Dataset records
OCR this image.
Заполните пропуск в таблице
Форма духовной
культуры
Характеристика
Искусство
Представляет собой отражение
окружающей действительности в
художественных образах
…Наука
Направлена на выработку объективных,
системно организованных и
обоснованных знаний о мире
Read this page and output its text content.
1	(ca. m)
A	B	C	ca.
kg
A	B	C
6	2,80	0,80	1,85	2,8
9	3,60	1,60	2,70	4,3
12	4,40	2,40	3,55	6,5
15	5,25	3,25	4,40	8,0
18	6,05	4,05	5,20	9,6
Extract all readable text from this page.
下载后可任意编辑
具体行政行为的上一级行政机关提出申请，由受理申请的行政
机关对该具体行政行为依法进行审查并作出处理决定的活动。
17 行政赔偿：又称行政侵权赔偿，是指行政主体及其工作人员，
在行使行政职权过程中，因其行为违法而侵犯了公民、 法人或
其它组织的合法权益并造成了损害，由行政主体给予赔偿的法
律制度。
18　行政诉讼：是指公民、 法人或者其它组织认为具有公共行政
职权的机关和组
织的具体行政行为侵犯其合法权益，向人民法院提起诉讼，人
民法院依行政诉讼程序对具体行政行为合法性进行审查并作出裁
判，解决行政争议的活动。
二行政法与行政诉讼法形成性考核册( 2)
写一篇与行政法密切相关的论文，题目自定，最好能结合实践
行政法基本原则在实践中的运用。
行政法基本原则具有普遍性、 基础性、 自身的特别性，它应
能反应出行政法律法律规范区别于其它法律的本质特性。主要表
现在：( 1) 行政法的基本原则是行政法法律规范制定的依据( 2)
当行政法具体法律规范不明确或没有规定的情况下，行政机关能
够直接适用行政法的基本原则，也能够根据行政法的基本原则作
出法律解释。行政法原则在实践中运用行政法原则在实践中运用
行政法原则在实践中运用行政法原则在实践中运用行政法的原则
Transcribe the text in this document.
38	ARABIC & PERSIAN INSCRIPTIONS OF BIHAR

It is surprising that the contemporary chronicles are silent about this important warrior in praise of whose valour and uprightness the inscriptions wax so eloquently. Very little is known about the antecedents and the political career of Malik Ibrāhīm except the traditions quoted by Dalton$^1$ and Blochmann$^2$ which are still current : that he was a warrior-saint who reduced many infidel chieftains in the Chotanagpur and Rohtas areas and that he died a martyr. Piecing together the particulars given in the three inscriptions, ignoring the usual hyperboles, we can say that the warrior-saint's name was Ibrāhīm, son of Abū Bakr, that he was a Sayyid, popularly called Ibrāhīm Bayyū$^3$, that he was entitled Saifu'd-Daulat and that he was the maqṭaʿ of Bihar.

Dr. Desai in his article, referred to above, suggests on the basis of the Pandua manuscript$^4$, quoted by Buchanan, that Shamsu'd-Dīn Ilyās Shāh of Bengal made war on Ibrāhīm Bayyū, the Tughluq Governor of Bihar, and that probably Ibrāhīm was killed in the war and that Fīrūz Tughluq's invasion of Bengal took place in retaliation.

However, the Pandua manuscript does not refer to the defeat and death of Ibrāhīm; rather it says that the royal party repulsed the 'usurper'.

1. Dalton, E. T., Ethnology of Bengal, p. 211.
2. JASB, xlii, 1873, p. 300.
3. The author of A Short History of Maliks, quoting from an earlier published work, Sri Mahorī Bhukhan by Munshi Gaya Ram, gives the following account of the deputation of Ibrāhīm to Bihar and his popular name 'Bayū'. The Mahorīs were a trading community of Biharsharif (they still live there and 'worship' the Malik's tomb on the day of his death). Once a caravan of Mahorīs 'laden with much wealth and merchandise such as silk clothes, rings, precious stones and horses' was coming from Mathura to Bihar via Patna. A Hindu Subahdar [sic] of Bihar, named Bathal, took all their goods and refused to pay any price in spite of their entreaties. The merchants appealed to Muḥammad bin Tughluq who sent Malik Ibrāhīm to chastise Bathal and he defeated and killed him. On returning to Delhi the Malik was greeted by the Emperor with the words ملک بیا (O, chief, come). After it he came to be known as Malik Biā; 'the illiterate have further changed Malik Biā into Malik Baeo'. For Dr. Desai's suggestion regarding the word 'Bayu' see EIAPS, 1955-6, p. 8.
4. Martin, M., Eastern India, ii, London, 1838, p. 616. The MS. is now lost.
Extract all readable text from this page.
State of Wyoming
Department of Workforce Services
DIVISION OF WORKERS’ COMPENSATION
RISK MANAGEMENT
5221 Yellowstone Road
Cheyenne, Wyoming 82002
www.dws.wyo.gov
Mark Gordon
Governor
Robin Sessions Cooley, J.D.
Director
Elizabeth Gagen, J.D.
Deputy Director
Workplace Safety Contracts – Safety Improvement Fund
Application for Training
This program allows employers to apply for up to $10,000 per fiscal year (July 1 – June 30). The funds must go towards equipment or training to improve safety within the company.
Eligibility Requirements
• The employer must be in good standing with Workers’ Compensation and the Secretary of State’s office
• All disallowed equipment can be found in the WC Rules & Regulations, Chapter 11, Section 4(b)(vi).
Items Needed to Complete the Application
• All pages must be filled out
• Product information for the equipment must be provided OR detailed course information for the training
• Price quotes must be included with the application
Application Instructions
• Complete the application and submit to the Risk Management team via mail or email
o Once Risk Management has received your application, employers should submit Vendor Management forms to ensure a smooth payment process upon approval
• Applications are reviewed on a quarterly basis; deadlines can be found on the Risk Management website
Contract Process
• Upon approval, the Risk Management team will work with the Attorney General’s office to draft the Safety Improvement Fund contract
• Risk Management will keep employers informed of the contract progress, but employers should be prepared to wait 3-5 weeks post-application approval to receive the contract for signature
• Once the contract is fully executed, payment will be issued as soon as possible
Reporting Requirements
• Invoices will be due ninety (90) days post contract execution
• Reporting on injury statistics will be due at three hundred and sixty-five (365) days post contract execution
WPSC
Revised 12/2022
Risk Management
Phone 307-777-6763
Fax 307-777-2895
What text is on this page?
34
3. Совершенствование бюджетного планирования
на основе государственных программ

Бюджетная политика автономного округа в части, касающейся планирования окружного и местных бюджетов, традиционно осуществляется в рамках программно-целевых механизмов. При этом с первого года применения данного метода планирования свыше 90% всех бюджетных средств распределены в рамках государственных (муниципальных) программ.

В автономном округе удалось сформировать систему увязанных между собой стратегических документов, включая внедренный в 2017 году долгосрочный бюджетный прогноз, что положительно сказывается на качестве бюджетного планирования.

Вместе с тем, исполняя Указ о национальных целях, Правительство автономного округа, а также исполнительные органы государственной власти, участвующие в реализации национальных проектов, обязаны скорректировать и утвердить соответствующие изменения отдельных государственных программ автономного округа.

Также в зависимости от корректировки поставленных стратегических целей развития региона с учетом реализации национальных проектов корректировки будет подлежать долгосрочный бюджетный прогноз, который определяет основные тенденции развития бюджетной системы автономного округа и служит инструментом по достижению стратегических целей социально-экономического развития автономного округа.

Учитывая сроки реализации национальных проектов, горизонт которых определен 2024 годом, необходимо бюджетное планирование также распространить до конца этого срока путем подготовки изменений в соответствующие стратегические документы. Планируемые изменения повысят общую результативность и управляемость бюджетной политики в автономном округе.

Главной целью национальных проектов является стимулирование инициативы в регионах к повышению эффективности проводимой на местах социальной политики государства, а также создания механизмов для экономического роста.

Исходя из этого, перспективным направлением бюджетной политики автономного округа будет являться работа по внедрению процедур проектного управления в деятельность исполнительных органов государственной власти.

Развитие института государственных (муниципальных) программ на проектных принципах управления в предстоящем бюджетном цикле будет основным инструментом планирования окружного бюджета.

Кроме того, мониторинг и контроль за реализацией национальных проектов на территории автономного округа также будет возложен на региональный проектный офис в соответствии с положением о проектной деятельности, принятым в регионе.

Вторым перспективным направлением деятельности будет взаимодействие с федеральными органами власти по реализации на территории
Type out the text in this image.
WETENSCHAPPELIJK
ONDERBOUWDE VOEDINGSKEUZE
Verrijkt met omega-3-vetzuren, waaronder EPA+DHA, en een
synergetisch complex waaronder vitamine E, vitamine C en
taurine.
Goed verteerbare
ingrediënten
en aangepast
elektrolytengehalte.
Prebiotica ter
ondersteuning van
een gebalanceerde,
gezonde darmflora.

Exercise objective -> Your answer should be one number: how many lines of the listing include the word "office".

Answer to this exercise -> 2